** begin Records supplied **

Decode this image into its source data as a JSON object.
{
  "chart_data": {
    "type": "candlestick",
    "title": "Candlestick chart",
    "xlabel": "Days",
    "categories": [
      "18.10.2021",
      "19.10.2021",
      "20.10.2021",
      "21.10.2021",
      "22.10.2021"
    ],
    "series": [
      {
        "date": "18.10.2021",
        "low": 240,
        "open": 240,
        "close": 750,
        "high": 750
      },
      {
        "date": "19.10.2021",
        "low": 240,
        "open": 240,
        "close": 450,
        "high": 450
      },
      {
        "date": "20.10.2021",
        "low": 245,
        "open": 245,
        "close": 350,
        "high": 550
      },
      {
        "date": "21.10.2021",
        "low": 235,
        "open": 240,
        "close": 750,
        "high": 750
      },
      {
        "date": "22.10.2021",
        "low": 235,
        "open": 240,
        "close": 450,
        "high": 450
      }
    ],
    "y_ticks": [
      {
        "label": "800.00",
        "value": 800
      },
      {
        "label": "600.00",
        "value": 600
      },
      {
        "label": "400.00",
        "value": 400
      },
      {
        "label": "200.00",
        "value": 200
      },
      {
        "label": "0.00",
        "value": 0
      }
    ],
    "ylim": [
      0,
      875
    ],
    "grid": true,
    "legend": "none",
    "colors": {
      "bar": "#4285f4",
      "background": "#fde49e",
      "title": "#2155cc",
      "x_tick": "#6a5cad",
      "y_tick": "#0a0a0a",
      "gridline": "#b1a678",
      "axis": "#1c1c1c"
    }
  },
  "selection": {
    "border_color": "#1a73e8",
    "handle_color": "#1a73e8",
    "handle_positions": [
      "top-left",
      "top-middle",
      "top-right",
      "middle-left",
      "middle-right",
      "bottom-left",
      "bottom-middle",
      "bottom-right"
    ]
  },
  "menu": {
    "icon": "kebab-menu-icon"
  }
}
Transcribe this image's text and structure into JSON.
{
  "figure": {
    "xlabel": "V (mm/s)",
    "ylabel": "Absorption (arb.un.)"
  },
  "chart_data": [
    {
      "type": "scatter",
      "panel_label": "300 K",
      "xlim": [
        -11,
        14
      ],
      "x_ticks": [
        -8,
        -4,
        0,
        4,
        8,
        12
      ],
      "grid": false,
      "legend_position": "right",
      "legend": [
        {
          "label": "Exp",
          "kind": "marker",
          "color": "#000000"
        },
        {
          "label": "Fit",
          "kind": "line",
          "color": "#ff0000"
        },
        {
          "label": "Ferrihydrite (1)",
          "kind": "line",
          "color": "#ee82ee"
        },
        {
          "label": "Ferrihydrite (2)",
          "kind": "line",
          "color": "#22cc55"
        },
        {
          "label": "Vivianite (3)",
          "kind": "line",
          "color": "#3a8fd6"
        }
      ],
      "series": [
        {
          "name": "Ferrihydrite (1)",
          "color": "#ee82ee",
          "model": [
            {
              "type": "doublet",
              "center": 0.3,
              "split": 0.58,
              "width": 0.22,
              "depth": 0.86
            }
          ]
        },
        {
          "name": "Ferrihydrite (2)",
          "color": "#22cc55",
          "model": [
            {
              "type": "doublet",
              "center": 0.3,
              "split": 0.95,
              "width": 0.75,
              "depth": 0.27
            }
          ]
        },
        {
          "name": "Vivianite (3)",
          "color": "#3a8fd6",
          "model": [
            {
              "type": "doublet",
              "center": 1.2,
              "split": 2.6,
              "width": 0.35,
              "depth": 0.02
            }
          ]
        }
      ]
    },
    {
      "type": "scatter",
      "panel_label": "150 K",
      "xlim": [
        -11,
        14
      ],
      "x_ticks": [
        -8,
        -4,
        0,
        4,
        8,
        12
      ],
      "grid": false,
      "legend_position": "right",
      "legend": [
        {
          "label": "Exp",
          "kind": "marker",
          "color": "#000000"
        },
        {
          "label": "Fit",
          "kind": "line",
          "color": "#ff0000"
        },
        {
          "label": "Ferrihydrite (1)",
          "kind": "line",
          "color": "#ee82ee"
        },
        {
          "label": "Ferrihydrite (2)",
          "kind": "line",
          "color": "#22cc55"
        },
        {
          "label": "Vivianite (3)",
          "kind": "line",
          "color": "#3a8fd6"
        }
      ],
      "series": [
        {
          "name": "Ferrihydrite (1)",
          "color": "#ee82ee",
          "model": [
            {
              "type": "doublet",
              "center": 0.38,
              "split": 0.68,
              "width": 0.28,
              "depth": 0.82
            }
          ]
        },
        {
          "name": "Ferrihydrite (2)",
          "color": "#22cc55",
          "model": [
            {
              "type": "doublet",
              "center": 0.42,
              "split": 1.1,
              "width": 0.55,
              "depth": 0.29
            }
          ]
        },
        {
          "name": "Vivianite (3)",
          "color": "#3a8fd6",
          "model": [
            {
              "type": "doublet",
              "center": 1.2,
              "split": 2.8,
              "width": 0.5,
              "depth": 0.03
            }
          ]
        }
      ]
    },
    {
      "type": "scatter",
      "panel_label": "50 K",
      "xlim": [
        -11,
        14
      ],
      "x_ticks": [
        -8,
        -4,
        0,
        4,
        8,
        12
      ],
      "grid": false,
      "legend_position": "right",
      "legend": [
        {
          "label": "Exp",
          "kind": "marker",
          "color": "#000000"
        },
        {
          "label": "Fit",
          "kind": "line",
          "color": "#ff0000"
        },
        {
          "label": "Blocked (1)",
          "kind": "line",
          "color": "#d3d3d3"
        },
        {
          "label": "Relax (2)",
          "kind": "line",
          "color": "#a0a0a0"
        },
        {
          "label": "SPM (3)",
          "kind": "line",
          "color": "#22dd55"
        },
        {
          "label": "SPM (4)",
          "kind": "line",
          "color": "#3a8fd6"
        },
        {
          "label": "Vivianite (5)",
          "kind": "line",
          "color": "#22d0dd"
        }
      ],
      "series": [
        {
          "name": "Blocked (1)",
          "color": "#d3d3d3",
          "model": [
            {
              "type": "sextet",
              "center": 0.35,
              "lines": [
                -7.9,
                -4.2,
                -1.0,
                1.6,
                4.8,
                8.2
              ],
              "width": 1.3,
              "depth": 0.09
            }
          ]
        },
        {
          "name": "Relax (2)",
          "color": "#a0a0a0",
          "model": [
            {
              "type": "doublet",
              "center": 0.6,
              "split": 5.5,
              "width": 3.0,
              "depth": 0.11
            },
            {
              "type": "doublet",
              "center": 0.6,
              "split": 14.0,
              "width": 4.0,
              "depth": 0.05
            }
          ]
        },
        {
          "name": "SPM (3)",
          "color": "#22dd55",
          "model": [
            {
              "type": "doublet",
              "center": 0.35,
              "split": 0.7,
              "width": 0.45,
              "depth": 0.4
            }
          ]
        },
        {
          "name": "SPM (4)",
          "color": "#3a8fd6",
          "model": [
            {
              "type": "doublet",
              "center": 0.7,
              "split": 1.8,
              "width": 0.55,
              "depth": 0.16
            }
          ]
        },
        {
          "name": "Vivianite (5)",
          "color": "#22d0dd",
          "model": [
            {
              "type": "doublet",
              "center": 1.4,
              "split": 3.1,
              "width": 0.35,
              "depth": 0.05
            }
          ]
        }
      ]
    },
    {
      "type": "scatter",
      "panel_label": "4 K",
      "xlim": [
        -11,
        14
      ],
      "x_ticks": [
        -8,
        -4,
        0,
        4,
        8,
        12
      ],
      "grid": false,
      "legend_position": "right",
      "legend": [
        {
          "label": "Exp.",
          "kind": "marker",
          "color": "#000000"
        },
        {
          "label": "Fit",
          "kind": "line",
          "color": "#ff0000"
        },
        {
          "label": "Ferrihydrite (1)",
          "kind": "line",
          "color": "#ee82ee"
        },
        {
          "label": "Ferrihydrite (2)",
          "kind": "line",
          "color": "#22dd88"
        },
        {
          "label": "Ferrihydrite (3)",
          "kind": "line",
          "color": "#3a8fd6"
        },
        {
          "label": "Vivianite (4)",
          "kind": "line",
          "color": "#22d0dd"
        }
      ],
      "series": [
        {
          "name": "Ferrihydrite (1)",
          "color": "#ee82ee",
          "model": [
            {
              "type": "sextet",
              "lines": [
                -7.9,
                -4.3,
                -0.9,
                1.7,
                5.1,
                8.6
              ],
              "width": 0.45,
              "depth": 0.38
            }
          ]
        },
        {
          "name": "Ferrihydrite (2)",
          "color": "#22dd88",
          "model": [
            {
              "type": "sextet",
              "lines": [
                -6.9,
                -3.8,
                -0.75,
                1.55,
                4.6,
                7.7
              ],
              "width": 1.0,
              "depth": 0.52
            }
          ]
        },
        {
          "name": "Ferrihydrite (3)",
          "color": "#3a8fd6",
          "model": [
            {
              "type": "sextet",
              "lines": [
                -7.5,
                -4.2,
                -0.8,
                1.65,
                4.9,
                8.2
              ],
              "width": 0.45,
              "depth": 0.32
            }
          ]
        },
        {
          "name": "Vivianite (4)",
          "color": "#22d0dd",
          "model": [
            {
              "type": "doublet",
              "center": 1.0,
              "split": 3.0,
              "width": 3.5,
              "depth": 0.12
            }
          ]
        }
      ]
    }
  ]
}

** end Records supplied **

== What you have to do ==
Go through the records. Copy each line where "JSON" appears.

== Exercise response ==
Decode this image into its source data as a JSON object.
Transcribe this image's text and structure into JSON.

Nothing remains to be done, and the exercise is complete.